=== Exercise data ===

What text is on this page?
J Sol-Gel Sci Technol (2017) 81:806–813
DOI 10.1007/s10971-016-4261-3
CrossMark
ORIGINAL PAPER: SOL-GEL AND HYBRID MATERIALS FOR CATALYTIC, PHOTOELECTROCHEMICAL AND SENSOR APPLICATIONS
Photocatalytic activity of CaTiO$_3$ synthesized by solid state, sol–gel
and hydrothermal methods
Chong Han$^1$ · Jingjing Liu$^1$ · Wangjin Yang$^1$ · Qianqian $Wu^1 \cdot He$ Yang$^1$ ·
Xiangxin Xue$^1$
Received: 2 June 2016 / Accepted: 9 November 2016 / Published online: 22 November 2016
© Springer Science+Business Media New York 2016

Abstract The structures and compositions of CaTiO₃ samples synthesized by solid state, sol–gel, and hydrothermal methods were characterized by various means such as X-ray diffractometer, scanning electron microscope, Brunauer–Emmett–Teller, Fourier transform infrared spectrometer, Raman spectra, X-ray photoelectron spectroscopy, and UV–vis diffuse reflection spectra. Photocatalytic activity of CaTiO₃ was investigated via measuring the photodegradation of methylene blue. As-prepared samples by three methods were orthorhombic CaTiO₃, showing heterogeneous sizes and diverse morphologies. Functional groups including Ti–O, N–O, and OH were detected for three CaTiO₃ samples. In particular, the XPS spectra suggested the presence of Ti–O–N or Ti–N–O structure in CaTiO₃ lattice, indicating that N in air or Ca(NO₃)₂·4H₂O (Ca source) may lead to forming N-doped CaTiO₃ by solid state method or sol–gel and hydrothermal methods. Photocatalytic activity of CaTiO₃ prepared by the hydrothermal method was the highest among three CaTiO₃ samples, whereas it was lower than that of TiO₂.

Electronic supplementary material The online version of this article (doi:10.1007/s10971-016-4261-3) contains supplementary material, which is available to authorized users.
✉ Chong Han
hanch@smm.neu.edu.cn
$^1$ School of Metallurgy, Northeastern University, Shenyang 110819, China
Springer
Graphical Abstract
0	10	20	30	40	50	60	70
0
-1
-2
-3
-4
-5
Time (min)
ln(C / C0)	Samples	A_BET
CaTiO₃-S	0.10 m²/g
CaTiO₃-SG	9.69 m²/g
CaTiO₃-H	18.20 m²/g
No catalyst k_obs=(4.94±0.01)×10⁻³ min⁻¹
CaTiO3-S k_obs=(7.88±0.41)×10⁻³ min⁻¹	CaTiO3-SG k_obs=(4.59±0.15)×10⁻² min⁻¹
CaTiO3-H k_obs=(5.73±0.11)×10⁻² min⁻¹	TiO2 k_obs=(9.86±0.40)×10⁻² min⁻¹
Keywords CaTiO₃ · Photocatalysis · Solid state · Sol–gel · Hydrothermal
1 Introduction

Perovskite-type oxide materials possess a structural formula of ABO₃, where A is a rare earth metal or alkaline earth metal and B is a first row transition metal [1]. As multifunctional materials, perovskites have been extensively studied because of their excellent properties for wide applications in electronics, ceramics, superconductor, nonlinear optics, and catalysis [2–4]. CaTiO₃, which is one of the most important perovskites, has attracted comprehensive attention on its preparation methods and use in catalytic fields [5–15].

===

Exercise goal. Please reproduce all of the entries exactly as they stand.

Problem solution.
What text is on this page?
J Sol-Gel Sci Technol (2017) 81:806–813
DOI 10.1007/s10971-016-4261-3
CrossMark
ORIGINAL PAPER: SOL-GEL AND HYBRID MATERIALS FOR CATALYTIC, PHOTOELECTROCHEMICAL AND SENSOR APPLICATIONS
Photocatalytic activity of CaTiO$_3$ synthesized by solid state, sol–gel
and hydrothermal methods
Chong Han$^1$ · Jingjing Liu$^1$ · Wangjin Yang$^1$ · Qianqian $Wu^1 \cdot He$ Yang$^1$ ·
Xiangxin Xue$^1$
Received: 2 June 2016 / Accepted: 9 November 2016 / Published online: 22 November 2016
© Springer Science+Business Media New York 2016

Abstract The structures and compositions of CaTiO₃ samples synthesized by solid state, sol–gel, and hydrothermal methods were characterized by various means such as X-ray diffractometer, scanning electron microscope, Brunauer–Emmett–Teller, Fourier transform infrared spectrometer, Raman spectra, X-ray photoelectron spectroscopy, and UV–vis diffuse reflection spectra. Photocatalytic activity of CaTiO₃ was investigated via measuring the photodegradation of methylene blue. As-prepared samples by three methods were orthorhombic CaTiO₃, showing heterogeneous sizes and diverse morphologies. Functional groups including Ti–O, N–O, and OH were detected for three CaTiO₃ samples. In particular, the XPS spectra suggested the presence of Ti–O–N or Ti–N–O structure in CaTiO₃ lattice, indicating that N in air or Ca(NO₃)₂·4H₂O (Ca source) may lead to forming N-doped CaTiO₃ by solid state method or sol–gel and hydrothermal methods. Photocatalytic activity of CaTiO₃ prepared by the hydrothermal method was the highest among three CaTiO₃ samples, whereas it was lower than that of TiO₂.

Electronic supplementary material The online version of this article (doi:10.1007/s10971-016-4261-3) contains supplementary material, which is available to authorized users.
✉ Chong Han
hanch@smm.neu.edu.cn
$^1$ School of Metallurgy, Northeastern University, Shenyang 110819, China
Springer
Graphical Abstract
0	10	20	30	40	50	60	70
0
-1
-2
-3
-4
-5
Time (min)
ln(C / C0)	Samples	A_BET
CaTiO₃-S	0.10 m²/g
CaTiO₃-SG	9.69 m²/g
CaTiO₃-H	18.20 m²/g
No catalyst k_obs=(4.94±0.01)×10⁻³ min⁻¹
CaTiO3-S k_obs=(7.88±0.41)×10⁻³ min⁻¹	CaTiO3-SG k_obs=(4.59±0.15)×10⁻² min⁻¹
CaTiO3-H k_obs=(5.73±0.11)×10⁻² min⁻¹	TiO2 k_obs=(9.86±0.40)×10⁻² min⁻¹
Keywords CaTiO₃ · Photocatalysis · Solid state · Sol–gel · Hydrothermal
1 Introduction

Perovskite-type oxide materials possess a structural formula of ABO₃, where A is a rare earth metal or alkaline earth metal and B is a first row transition metal [1]. As multifunctional materials, perovskites have been extensively studied because of their excellent properties for wide applications in electronics, ceramics, superconductor, nonlinear optics, and catalysis [2–4]. CaTiO₃, which is one of the most important perovskites, has attracted comprehensive attention on its preparation methods and use in catalytic fields [5–15].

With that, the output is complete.